◆ **PAGE EXCERPT**
++++++++++++++++++++
With the later drives..... the shimming was relocated to forward of the roller cage.


To change the bearing carrier, technically the shimming process should be performed again.

However, with precision measurements, you can calculate the different dimensions between the current damaged carrier, and the replacement carrier.

See my note where I point out the the control dimension from the carrier into the lower unit gear case.
Then look at the control dimension for the bearing race "stop".

This dimension will not be the same between any two carriers, but you will be able to calculate the difference between the two.

This will very likely mean shimming behind the race, or the removal or the roller cage, with a change to the shim value forward of the roller cage.

As long as the previous shimming was correct, you should be able to acheive the same bearing preload.

No other changes become necessary.

BTW, there is no OEM procedure that suggests using this method.... so you're on your own..... but it will work.

Thanks, the non OEM method is understood, and I acknowledge being on my own.

How anal should I be about matching up the dimensions? How many thousands "play" would you say I have?

Sorry for all the questions, but the boat is an hour a way, I just want to make sure I'm prepared the first time. Goal is to have the boat in the water on Wednesday.
 
Thanks, the non OEM method is understood, and I acknowledge being on my own.

How anal should I be about matching up the dimensions? How many thousands "play" would you say I have?
Do you have a replacement carrier?
Do you have both with you?

I have a carrier if you still need one.

As for being anal and precison....... you'll want to be as dead close as you can possibly be.
We're talking about using Machinist's skills here.

With pre-run bearings, we can tighten up clearances just a bit.... but not excessively.
 
Do you have a replacement carrier?
Do you have both with you?

I have a carrier if you still need one.

As for being anal and precison....... you'll want to be as dead close as you can possibly be.
We're talking about using Machinist's skills here.

With pre-run bearings, we can tighten up clearances just a bit.... but not excessively.

I ordered the replacement carrier this A.M., found a new one online for right here in Wisconsin, I should have it tomorrow. I have the old one here with me. all my tools are in the shop by the boat. I am just worried how precise my press will let me be. I'm use to pressing things either out or in to a stop, so I'll have to be extra cautious to use the low speed and take my time.
++++++++++++++++++++
◆ **EXTRACTED DATA**

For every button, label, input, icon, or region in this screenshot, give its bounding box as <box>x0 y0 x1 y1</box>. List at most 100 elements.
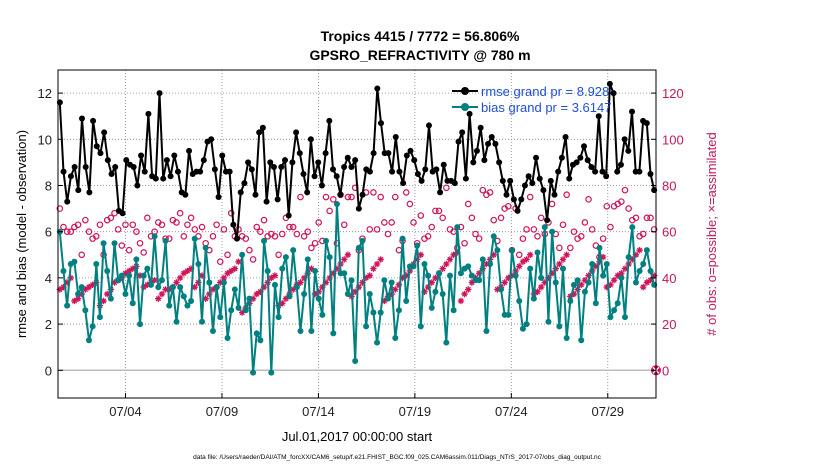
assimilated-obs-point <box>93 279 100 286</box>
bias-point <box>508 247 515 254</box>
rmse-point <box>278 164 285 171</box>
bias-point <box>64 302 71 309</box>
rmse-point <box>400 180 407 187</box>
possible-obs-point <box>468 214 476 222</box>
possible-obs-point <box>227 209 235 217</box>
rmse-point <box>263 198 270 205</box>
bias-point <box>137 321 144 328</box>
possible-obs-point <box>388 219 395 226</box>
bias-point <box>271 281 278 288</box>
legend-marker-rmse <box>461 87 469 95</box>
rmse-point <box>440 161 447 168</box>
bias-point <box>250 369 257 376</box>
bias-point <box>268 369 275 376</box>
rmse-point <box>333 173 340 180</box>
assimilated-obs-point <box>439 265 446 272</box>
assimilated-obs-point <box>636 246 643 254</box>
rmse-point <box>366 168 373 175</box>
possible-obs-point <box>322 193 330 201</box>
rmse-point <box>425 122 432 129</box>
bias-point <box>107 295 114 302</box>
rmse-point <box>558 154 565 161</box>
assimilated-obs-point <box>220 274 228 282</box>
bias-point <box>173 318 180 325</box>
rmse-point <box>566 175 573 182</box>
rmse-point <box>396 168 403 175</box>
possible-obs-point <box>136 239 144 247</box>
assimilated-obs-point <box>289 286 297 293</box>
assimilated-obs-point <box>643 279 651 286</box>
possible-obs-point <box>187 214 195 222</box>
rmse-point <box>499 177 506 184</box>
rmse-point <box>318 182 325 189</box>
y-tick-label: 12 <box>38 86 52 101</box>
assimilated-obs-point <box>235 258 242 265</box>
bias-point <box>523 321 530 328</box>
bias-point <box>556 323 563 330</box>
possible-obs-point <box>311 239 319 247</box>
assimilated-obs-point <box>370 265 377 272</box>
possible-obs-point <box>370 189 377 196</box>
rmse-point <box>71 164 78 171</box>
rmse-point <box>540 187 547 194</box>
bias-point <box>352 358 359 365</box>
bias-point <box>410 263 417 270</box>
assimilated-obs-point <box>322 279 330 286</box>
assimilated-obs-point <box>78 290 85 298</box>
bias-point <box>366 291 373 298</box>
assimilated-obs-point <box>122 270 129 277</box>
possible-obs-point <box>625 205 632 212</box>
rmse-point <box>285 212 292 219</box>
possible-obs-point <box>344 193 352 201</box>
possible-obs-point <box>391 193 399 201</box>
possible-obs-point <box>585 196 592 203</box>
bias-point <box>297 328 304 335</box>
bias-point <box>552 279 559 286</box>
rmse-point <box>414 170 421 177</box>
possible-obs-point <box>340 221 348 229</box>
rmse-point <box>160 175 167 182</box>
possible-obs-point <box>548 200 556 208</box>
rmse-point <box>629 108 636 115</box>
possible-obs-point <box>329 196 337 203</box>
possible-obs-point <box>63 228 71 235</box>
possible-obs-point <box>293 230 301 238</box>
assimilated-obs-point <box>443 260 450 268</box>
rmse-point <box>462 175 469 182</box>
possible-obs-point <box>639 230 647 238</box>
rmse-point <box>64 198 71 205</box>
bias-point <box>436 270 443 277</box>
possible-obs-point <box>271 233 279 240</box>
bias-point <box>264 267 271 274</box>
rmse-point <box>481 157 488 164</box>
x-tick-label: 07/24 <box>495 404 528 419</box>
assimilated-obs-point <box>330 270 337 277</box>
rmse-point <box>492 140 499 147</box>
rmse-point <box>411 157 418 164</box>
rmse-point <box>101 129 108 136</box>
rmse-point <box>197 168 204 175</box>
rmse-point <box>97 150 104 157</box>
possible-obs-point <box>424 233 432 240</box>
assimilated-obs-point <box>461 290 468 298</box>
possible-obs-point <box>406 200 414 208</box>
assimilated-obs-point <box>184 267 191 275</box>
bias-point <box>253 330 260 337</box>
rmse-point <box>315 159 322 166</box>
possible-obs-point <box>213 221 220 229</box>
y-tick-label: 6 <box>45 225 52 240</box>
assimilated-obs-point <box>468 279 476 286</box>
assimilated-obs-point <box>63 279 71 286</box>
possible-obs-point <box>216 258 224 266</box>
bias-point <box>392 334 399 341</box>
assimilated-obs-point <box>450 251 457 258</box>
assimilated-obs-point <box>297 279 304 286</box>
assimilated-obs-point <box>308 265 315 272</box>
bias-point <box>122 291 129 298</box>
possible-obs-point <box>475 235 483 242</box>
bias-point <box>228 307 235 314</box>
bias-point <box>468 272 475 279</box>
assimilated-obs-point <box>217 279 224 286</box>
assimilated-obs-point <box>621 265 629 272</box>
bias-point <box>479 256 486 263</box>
++++++++++++++++++++
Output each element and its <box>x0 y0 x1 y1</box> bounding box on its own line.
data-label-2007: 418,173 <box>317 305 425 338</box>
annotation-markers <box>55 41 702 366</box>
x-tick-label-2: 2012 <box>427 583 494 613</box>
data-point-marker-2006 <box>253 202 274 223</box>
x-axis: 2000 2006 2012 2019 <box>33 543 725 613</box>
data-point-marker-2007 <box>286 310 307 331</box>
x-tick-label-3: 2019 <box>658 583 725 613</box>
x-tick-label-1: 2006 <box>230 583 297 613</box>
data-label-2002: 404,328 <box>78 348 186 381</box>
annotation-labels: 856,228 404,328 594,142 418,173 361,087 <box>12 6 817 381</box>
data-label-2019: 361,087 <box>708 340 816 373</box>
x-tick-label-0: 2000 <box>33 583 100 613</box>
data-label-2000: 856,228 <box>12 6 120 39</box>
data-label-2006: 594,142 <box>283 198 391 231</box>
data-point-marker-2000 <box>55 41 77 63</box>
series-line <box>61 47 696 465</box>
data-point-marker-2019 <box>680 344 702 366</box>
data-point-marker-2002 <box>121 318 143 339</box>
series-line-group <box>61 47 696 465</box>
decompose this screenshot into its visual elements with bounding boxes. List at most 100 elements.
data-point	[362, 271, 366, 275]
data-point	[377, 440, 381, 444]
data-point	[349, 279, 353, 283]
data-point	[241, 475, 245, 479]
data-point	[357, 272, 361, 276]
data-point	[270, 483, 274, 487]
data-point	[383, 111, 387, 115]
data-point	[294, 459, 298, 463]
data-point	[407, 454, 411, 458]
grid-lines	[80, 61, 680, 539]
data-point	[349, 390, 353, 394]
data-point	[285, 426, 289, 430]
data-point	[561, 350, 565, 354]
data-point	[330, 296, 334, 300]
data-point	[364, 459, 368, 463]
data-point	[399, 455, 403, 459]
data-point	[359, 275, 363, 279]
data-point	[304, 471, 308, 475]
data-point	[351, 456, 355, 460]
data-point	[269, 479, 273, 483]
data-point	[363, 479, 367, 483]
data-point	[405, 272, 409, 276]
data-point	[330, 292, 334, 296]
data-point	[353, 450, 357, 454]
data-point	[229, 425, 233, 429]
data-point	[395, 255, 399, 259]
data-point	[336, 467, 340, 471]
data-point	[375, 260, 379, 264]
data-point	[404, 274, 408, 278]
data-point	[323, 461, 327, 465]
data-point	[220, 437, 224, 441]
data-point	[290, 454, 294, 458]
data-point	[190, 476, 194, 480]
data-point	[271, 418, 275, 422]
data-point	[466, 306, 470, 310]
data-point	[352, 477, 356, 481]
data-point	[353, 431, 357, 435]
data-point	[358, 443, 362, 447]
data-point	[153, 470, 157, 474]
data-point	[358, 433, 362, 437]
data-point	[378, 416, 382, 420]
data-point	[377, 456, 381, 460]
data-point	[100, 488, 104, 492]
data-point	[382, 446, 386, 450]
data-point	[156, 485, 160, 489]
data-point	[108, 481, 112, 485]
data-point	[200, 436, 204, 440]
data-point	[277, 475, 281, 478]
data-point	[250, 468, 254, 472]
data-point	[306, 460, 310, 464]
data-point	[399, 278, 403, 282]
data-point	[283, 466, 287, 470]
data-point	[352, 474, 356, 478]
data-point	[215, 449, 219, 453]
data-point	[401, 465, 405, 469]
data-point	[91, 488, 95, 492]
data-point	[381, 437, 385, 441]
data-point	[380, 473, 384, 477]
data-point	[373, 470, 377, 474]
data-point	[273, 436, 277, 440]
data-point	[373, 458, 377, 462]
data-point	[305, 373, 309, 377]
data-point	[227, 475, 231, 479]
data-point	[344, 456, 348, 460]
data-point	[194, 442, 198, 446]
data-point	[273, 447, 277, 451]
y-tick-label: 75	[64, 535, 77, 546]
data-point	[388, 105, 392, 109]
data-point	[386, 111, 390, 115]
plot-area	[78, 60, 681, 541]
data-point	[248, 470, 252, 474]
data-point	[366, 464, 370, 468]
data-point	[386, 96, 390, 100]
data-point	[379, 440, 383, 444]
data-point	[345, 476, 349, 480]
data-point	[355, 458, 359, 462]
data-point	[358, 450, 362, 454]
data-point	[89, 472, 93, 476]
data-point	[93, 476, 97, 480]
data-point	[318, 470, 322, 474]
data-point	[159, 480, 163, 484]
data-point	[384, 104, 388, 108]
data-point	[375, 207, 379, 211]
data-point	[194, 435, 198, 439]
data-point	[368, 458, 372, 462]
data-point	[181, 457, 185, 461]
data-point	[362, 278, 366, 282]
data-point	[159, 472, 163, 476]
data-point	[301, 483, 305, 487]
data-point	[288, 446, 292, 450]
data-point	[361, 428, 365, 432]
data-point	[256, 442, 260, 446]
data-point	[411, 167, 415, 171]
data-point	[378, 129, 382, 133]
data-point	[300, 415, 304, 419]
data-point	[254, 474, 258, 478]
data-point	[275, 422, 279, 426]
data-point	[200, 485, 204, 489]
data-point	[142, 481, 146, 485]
++++++++++++++++++++
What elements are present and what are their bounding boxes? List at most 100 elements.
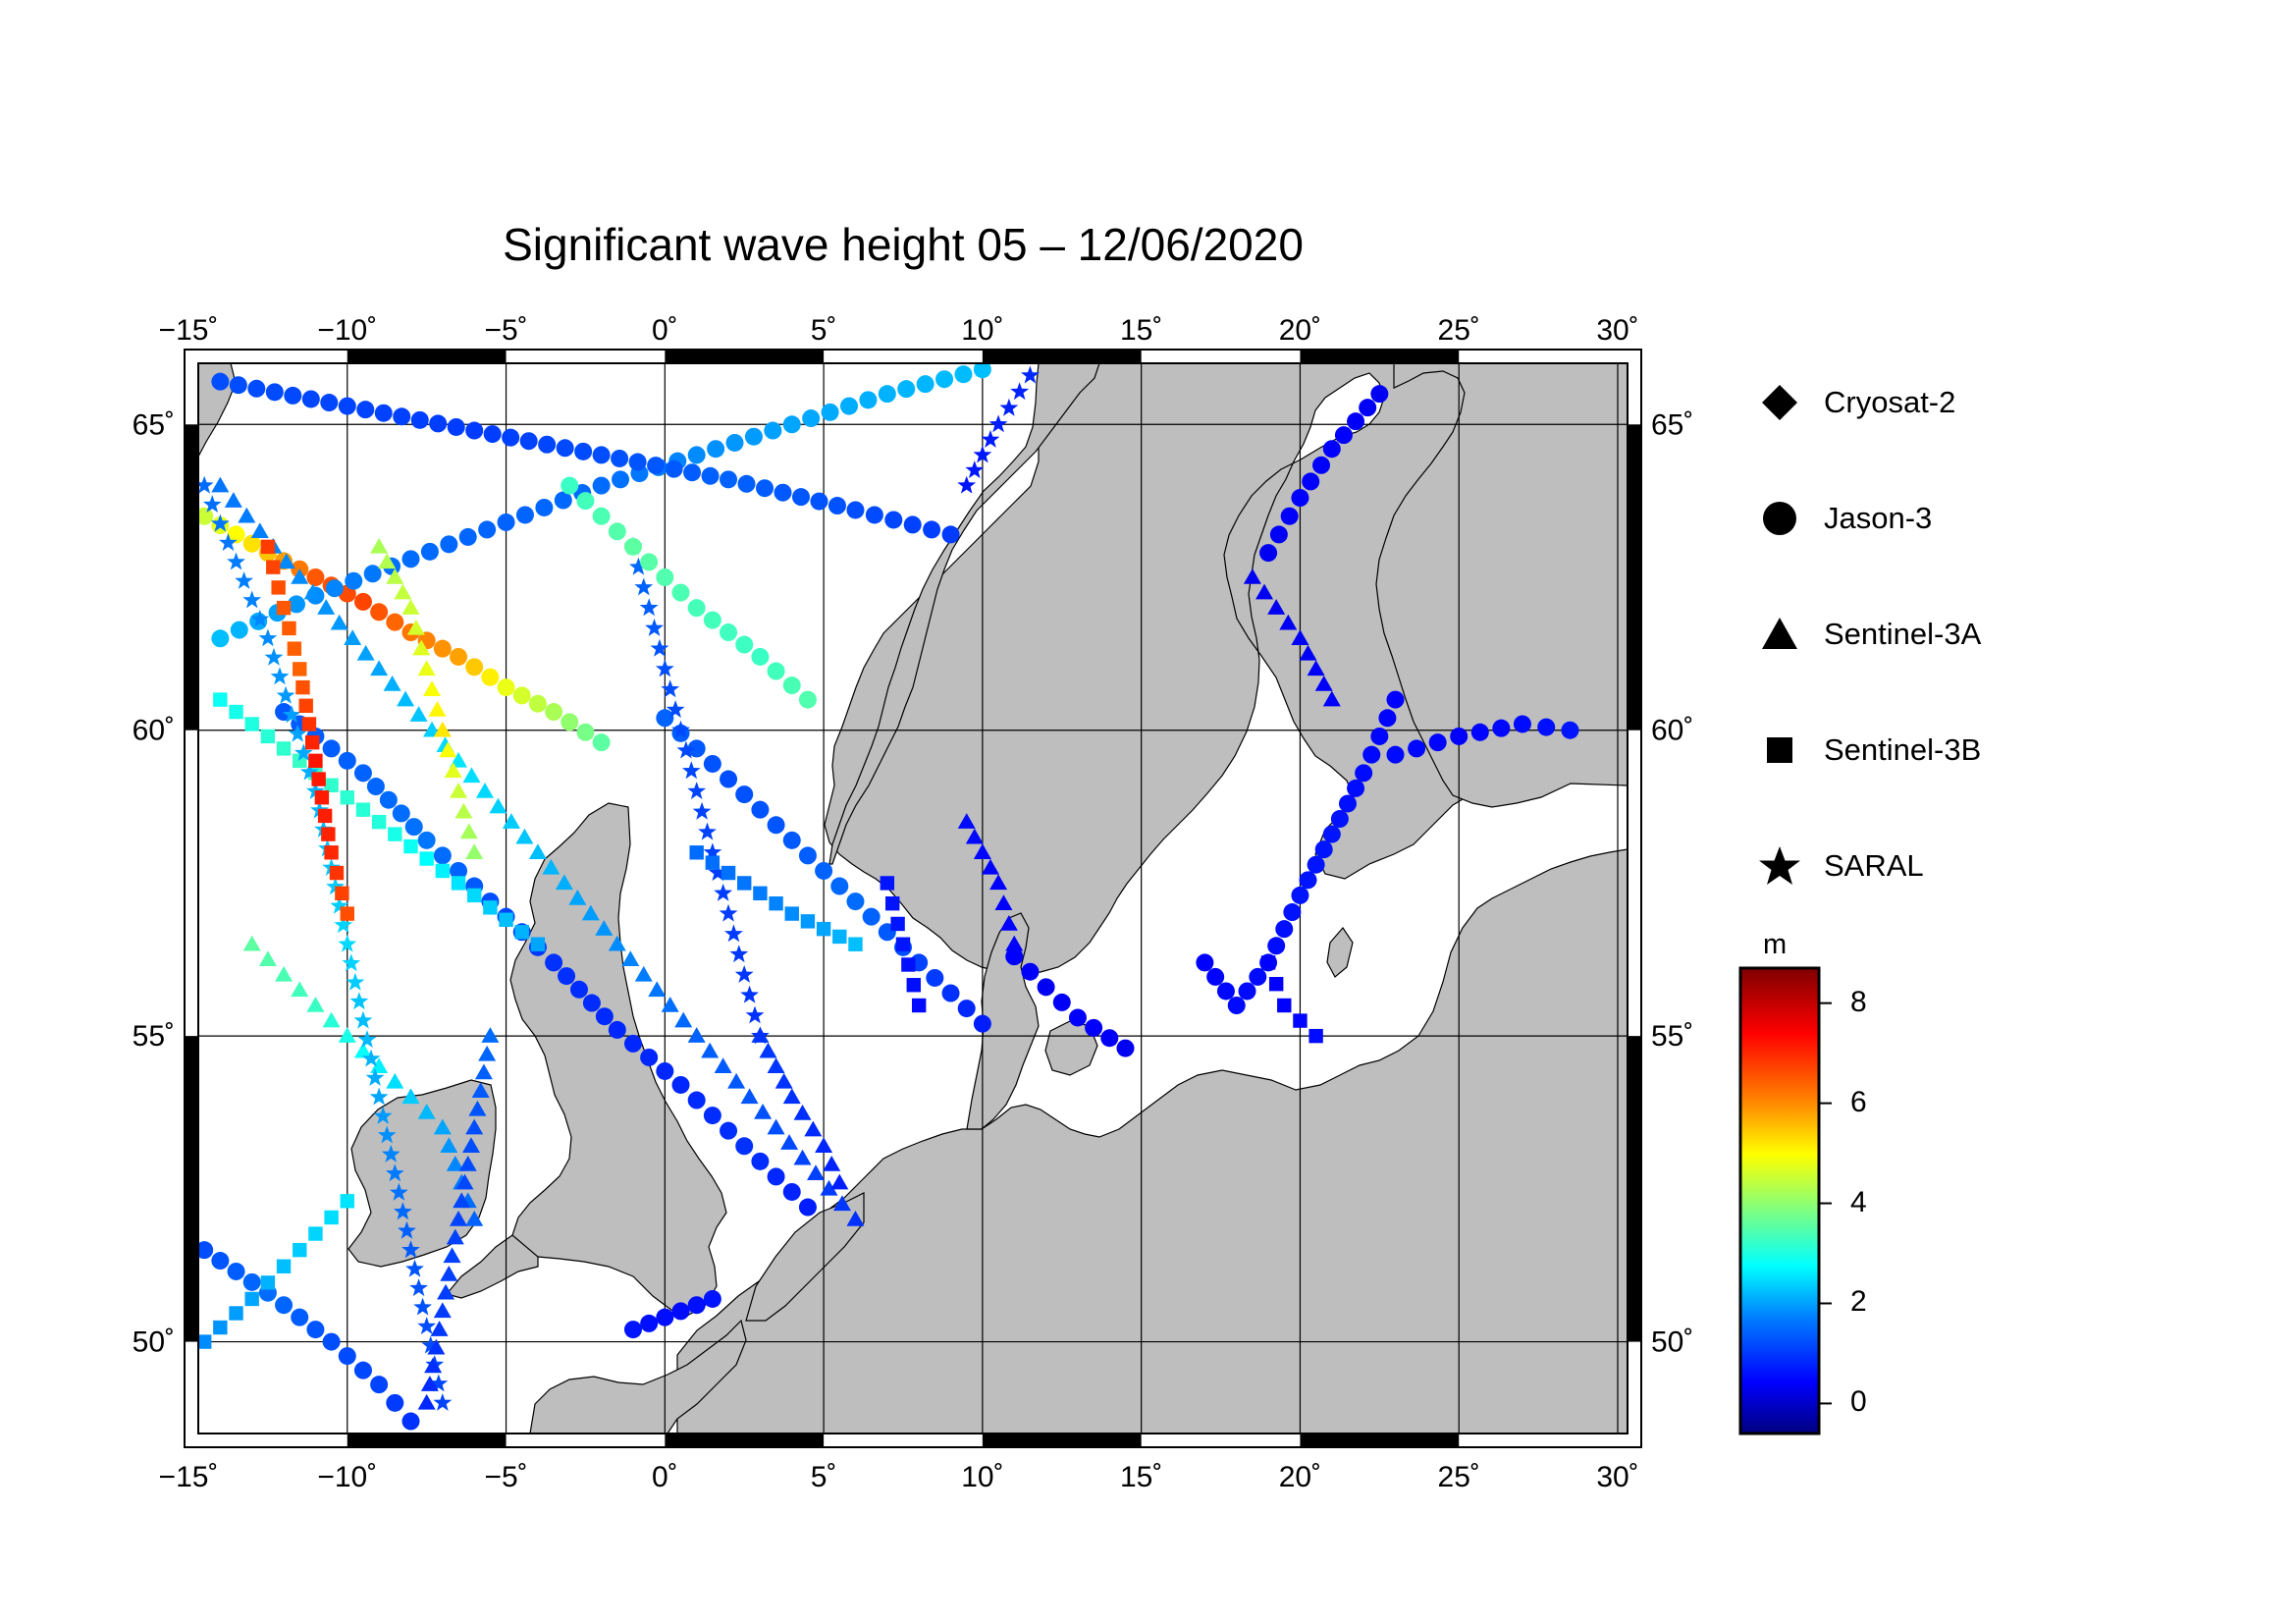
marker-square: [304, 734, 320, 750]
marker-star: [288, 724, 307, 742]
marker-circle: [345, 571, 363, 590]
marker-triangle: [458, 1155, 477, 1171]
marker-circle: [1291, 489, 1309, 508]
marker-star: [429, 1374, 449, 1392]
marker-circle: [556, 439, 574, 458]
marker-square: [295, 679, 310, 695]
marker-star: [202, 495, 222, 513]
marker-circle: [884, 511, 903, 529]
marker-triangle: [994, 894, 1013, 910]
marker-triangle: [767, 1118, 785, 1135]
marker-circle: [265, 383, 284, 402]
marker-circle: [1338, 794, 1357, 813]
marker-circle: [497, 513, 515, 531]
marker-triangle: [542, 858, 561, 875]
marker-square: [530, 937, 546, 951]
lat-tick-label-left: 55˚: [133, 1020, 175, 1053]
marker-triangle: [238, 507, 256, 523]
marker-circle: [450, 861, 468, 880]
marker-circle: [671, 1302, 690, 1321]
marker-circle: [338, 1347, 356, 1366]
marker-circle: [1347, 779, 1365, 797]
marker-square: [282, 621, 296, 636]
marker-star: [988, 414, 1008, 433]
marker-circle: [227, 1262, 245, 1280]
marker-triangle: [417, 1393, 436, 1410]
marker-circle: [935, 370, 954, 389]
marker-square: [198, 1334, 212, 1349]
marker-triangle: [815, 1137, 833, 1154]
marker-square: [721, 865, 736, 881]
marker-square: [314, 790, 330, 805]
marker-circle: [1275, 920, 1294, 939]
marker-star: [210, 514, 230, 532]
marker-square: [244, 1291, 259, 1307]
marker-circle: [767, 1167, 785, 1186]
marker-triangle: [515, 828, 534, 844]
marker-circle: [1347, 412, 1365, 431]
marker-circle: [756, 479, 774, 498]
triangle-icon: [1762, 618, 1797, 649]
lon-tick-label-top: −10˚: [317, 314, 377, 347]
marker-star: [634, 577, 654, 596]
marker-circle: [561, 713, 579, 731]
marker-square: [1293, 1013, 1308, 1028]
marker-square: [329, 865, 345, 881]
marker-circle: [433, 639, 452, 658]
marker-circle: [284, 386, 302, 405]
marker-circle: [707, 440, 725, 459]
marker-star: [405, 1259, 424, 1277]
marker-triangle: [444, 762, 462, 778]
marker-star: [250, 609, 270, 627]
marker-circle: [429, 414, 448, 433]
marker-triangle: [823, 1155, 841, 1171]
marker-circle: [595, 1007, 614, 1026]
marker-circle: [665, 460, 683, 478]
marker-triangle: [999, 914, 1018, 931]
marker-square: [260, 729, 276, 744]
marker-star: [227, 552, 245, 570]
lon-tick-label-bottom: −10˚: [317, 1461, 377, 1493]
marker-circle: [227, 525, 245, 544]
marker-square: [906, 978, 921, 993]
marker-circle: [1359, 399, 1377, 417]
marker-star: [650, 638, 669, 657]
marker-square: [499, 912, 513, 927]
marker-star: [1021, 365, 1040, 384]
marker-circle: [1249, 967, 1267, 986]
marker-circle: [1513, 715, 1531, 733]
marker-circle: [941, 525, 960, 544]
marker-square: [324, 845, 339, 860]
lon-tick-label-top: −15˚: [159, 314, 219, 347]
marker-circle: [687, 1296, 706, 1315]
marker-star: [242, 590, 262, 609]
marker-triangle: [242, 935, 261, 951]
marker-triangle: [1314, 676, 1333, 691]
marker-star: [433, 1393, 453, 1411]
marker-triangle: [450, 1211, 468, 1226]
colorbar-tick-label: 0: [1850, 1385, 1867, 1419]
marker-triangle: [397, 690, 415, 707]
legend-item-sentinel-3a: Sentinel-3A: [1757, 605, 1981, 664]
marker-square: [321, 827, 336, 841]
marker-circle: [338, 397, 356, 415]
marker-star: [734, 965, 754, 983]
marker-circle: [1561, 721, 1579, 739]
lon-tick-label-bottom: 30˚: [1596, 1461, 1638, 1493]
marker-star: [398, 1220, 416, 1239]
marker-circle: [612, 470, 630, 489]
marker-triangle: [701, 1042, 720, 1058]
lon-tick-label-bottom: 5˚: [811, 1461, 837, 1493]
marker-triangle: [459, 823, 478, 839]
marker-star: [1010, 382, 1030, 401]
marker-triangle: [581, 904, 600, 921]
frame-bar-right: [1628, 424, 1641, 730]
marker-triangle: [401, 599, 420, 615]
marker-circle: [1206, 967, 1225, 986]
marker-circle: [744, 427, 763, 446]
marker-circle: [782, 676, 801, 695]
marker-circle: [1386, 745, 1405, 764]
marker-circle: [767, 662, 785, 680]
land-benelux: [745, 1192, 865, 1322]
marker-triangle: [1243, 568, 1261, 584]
++++++++++++++++++++
◆ **INSTRUCTION 1**
In the listing, copy word for word the stretch from the line containing "Output each element" through the line containing "x-tick-label-1: 2006 <box>230".
◆ **INSTRUCTION 2**
Continue the discussion of shimming a replacement bearing carrier from the point where it stops.

◆ **EXPECTED OUTPUT 1**
Output each element and its <box>x0 y0 x1 y1</box> bounding box on its own line.
data-label-2007: 418,173 <box>317 305 425 338</box>
annotation-markers <box>55 41 702 366</box>
x-tick-label-2: 2012 <box>427 583 494 613</box>
data-point-marker-2006 <box>253 202 274 223</box>
x-axis: 2000 2006 2012 2019 <box>33 543 725 613</box>
data-point-marker-2007 <box>286 310 307 331</box>
x-tick-label-3: 2019 <box>658 583 725 613</box>
x-tick-label-1: 2006 <box>230 583 297 613</box>

◆ **EXPECTED OUTPUT 2**
We set back lash in gear boxes for elevators all the time, so I am use to dealing with 0.006 tolerances, but it appears I need more like 0.002 here. (or at least that is the smallest shim available.)
How much does your customer want for his carrier? Or better yet, how much do you want to set it up for me? You can PM or email me that info if you want to keep it off line.
 
I have the old one here with me. all my tools are in the shop by the boat. I am just worried how precise my press will let me be. I'm use to pressing things either out or in to a stop, so I'll have to be extra cautious to use the low speed and take my time.

The bearing race will come up against a stop within the carrier.
Why you are not seeing the stop shoulder, I don't understand.
 
The bearing race will come up against a stop within the carrier.
Why you are not seeing the stop shoulder, I don't understand.

That is why I questioned the lack of shim inside the carrier. The race is sitting down 0.155" from the stepped surface.
Maybe this pic will help:
IMG_1314.jpg
 
That is why I questioned the lack of shim inside the carrier. The race is sitting down 0.155" from the stepped surface.
Maybe this pic will help:
View attachment 6659

Timm, that shoulder is not the stop for the bearing race. It's simply a relief cut during the machining.
A race that was positioned 0.155" forward of the stop surface, simply would not work.
The apposing forces against the bearing race would drive it further into the carrier.

Here's a bearing carrier with the race removed.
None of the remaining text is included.